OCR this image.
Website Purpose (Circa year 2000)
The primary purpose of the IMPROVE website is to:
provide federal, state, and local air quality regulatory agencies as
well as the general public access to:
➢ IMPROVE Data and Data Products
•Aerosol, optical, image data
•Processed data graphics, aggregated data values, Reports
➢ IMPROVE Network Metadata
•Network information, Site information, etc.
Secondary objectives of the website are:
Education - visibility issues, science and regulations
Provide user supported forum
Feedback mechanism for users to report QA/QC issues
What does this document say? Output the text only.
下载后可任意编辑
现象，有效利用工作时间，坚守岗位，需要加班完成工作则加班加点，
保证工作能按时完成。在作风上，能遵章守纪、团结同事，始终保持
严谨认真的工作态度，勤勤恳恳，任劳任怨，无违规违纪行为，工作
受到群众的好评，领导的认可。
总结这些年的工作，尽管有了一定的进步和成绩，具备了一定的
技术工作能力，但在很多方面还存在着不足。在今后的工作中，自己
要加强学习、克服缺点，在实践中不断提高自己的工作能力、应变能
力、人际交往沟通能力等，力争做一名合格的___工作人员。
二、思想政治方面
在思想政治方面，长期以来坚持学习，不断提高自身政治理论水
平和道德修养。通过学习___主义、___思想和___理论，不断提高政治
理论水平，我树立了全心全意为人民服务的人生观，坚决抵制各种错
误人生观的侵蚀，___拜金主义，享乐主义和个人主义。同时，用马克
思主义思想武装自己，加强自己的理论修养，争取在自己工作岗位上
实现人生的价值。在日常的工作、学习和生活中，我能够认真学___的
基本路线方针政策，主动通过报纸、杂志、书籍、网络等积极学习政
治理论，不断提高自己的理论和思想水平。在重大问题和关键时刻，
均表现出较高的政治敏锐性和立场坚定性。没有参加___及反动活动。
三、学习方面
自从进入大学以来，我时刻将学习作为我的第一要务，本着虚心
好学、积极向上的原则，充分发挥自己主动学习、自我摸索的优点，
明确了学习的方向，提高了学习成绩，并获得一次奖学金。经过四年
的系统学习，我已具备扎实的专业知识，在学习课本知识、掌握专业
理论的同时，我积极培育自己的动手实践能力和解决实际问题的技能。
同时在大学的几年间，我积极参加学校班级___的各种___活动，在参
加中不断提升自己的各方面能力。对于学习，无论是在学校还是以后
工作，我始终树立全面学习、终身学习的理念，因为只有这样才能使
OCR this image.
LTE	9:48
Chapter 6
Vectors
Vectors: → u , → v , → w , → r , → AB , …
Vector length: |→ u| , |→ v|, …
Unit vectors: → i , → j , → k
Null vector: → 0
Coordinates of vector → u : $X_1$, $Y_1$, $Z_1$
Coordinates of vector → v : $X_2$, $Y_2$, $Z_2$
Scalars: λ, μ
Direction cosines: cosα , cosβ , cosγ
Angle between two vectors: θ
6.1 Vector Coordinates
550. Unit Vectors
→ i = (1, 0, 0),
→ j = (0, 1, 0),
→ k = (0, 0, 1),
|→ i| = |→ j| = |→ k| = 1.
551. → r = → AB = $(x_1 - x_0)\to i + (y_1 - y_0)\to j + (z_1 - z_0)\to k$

- - - - -

[Aim] Write the material out again word for word.

[The reply]
OCR this image.
Website Purpose (Circa year 2000)
The primary purpose of the IMPROVE website is to:
provide federal, state, and local air quality regulatory agencies as
well as the general public access to:
➢ IMPROVE Data and Data Products
•Aerosol, optical, image data
•Processed data graphics, aggregated data values, Reports
➢ IMPROVE Network Metadata
•Network information, Site information, etc.
Secondary objectives of the website are:
Education - visibility issues, science and regulations
Provide user supported forum
Feedback mechanism for users to report QA/QC issues
What does this document say? Output the text only.
下载后可任意编辑
现象，有效利用工作时间，坚守岗位，需要加班完成工作则加班加点，
保证工作能按时完成。在作风上，能遵章守纪、团结同事，始终保持
严谨认真的工作态度，勤勤恳恳，任劳任怨，无违规违纪行为，工作
受到群众的好评，领导的认可。
总结这些年的工作，尽管有了一定的进步和成绩，具备了一定的
技术工作能力，但在很多方面还存在着不足。在今后的工作中，自己
要加强学习、克服缺点，在实践中不断提高自己的工作能力、应变能
力、人际交往沟通能力等，力争做一名合格的___工作人员。
二、思想政治方面
在思想政治方面，长期以来坚持学习，不断提高自身政治理论水
平和道德修养。通过学习___主义、___思想和___理论，不断提高政治
理论水平，我树立了全心全意为人民服务的人生观，坚决抵制各种错
误人生观的侵蚀，___拜金主义，享乐主义和个人主义。同时，用马克
思主义思想武装自己，加强自己的理论修养，争取在自己工作岗位上
实现人生的价值。在日常的工作、学习和生活中，我能够认真学___的
基本路线方针政策，主动通过报纸、杂志、书籍、网络等积极学习政
治理论，不断提高自己的理论和思想水平。在重大问题和关键时刻，
均表现出较高的政治敏锐性和立场坚定性。没有参加___及反动活动。
三、学习方面
自从进入大学以来，我时刻将学习作为我的第一要务，本着虚心
好学、积极向上的原则，充分发挥自己主动学习、自我摸索的优点，
明确了学习的方向，提高了学习成绩，并获得一次奖学金。经过四年
的系统学习，我已具备扎实的专业知识，在学习课本知识、掌握专业
理论的同时，我积极培育自己的动手实践能力和解决实际问题的技能。
同时在大学的几年间，我积极参加学校班级___的各种___活动，在参
加中不断提升自己的各方面能力。对于学习，无论是在学校还是以后
工作，我始终树立全面学习、终身学习的理念，因为只有这样才能使
OCR this image.
LTE	9:48
Chapter 6
Vectors
Vectors: → u , → v , → w , → r , → AB , …
Vector length: |→ u| , |→ v|, …
Unit vectors: → i , → j , → k
Null vector: → 0
Coordinates of vector → u : $X_1$, $Y_1$, $Z_1$
Coordinates of vector → v : $X_2$, $Y_2$, $Z_2$
Scalars: λ, μ
Direction cosines: cosα , cosβ , cosγ
Angle between two vectors: θ
6.1 Vector Coordinates
550. Unit Vectors
→ i = (1, 0, 0),
→ j = (0, 1, 0),
→ k = (0, 0, 1),
|→ i| = |→ j| = |→ k| = 1.
551. → r = → AB = $(x_1 - x_0)\to i + (y_1 - y_0)\to j + (z_1 - z_0)\to k$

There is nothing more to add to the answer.